* START *

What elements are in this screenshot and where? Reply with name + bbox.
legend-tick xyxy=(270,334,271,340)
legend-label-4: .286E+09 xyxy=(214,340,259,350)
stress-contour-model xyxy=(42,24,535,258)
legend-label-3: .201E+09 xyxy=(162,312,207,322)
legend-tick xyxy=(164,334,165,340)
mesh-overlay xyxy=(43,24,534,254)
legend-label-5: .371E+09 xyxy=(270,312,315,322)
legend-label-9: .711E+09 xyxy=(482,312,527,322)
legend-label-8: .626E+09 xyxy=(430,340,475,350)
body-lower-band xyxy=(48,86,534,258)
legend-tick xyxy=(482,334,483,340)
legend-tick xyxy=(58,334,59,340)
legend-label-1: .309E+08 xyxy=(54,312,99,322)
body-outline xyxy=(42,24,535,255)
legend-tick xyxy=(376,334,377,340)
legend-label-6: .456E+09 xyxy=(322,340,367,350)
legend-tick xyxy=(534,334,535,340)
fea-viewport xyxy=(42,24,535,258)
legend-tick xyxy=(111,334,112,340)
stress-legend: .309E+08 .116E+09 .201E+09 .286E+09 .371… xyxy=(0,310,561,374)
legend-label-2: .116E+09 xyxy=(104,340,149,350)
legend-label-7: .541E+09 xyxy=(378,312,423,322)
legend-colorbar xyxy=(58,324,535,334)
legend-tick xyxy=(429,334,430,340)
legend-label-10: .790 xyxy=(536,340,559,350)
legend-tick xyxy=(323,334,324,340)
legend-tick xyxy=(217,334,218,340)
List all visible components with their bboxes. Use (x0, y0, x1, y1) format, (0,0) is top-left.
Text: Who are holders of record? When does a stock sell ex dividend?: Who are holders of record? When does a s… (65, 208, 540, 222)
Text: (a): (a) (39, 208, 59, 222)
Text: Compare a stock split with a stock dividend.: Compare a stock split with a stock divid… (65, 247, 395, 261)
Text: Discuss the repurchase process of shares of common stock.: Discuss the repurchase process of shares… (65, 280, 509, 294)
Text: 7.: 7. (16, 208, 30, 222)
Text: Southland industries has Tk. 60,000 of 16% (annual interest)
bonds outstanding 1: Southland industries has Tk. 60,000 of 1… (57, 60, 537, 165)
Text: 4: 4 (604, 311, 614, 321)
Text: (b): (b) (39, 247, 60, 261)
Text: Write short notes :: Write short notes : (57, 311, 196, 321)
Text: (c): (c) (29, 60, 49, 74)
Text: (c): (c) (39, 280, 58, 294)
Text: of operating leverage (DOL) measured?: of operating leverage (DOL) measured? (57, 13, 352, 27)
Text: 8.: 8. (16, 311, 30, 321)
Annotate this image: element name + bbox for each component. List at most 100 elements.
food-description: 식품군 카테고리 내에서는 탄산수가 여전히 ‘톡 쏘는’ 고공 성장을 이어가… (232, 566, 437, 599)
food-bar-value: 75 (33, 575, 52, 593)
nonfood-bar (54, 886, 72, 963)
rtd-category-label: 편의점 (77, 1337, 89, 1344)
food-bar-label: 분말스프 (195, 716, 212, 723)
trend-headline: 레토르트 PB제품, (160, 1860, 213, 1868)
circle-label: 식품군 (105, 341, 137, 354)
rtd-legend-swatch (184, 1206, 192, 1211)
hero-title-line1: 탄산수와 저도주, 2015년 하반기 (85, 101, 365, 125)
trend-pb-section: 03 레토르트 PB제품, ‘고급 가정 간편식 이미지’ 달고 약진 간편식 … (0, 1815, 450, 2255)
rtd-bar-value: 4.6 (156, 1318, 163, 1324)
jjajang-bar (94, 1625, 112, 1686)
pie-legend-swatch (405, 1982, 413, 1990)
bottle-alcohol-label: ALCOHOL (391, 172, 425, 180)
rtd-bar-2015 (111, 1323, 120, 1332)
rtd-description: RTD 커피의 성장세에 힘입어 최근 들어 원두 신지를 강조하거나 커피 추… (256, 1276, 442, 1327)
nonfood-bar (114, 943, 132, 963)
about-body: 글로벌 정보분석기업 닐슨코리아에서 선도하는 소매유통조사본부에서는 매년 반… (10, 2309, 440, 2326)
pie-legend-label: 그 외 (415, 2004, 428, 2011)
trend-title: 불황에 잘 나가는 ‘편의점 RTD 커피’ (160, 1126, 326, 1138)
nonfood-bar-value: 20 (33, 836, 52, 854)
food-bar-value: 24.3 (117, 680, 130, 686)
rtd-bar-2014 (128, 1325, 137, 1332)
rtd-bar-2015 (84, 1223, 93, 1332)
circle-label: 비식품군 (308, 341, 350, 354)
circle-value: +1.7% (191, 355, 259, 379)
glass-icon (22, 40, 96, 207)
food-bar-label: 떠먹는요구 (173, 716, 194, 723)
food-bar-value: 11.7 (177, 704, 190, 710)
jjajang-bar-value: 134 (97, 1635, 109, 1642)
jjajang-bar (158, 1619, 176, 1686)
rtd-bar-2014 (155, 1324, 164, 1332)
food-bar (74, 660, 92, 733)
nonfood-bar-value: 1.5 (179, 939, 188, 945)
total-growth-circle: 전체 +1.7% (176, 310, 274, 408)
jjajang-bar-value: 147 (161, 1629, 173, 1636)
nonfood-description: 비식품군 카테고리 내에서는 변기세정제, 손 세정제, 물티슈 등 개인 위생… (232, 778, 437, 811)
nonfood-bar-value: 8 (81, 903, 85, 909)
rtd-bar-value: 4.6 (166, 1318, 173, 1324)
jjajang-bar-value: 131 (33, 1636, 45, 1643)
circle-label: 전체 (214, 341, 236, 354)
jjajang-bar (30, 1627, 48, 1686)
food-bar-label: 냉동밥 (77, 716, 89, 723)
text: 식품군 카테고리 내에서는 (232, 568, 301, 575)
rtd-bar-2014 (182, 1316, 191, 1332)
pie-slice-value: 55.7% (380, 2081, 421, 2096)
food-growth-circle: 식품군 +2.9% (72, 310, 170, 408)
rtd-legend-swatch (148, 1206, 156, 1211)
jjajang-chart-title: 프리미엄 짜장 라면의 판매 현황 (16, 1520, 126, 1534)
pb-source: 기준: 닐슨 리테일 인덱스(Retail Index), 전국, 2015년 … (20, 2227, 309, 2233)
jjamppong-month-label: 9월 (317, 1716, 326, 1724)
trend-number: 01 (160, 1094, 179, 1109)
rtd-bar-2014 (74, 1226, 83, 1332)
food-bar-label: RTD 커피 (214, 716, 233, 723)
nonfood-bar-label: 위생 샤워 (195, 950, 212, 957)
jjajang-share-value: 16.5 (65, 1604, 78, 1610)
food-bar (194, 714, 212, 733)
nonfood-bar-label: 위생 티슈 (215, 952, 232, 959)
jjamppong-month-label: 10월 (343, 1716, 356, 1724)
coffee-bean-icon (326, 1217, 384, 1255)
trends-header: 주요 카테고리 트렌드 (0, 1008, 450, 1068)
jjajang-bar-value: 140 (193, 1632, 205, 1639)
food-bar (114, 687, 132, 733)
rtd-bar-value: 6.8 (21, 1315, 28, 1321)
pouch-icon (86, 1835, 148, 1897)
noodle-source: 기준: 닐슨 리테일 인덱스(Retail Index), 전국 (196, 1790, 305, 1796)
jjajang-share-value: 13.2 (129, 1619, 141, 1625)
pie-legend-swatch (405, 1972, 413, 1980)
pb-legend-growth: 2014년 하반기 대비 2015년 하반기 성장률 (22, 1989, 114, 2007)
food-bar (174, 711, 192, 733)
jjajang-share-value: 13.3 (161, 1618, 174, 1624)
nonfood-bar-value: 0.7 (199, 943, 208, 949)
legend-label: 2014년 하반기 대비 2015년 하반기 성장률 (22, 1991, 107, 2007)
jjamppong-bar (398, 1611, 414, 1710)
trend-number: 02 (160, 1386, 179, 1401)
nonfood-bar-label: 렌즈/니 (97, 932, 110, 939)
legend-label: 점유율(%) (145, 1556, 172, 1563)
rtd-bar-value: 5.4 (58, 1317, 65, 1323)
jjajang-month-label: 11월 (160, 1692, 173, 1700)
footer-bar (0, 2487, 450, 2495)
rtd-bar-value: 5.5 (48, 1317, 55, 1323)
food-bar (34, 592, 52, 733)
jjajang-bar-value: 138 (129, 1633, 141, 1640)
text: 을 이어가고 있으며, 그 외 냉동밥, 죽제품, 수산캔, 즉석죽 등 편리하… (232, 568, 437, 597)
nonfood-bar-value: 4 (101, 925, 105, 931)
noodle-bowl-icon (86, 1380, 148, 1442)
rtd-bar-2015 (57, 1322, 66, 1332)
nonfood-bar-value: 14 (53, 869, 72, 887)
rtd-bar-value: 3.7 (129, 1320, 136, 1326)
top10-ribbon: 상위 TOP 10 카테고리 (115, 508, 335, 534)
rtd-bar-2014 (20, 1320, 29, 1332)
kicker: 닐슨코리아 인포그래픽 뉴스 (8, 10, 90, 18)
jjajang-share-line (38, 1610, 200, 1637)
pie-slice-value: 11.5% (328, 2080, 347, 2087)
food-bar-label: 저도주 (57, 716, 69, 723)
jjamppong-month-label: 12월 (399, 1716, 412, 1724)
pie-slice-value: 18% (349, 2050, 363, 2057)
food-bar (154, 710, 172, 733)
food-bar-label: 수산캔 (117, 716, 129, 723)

* END *

Rewrite the listing from its first line through the line containing "legend-tick xyxy=(482,334,483,340)", both included, swapping "screenshot" for "image" and leaving everything else unchanged.

What elements are in this image and where? Reply with name + bbox.
legend-tick xyxy=(270,334,271,340)
legend-label-4: .286E+09 xyxy=(214,340,259,350)
stress-contour-model xyxy=(42,24,535,258)
legend-label-3: .201E+09 xyxy=(162,312,207,322)
legend-tick xyxy=(164,334,165,340)
mesh-overlay xyxy=(43,24,534,254)
legend-label-5: .371E+09 xyxy=(270,312,315,322)
legend-label-9: .711E+09 xyxy=(482,312,527,322)
legend-label-8: .626E+09 xyxy=(430,340,475,350)
body-lower-band xyxy=(48,86,534,258)
legend-tick xyxy=(482,334,483,340)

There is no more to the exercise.